**Description of the task**
Return a copy of every line in the records that includes the word "προγράμματα".

**Material supplied**

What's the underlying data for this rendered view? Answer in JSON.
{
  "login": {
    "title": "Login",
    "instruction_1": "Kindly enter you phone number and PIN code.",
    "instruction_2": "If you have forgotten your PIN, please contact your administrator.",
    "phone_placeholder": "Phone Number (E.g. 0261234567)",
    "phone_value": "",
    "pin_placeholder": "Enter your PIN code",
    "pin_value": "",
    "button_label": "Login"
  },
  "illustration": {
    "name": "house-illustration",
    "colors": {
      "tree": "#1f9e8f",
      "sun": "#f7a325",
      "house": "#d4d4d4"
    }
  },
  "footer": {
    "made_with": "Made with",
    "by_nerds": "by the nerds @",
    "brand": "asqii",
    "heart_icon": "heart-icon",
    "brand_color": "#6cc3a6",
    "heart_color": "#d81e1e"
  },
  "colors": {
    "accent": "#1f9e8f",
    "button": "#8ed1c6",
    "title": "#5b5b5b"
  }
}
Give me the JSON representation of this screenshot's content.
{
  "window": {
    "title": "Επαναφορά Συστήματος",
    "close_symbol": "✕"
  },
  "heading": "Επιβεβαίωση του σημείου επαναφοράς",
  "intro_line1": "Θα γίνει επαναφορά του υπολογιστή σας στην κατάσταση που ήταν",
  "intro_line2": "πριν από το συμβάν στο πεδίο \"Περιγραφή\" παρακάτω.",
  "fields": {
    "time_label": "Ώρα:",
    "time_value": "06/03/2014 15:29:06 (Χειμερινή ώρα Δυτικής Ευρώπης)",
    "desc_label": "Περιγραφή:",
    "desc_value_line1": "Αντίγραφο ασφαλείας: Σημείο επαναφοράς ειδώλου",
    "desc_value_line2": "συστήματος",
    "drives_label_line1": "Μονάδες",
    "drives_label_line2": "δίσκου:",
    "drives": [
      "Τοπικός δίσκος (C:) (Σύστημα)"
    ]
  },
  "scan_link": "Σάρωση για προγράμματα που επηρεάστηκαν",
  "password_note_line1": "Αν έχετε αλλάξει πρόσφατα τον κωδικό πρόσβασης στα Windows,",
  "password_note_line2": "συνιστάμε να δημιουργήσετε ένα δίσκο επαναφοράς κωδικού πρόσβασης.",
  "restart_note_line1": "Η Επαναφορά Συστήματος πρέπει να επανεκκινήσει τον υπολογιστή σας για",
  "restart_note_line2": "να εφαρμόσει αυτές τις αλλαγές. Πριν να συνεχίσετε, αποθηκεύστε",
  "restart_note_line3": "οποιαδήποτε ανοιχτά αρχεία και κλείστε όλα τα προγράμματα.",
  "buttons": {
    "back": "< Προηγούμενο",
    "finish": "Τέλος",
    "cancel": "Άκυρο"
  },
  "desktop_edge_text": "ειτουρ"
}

**Solution to this task**
  "scan_link": "Σάρωση για προγράμματα που επηρεάστηκαν",
  "restart_note_line3": "οποιαδήποτε ανοιχτά αρχεία και κλείστε όλα τα προγράμματα.",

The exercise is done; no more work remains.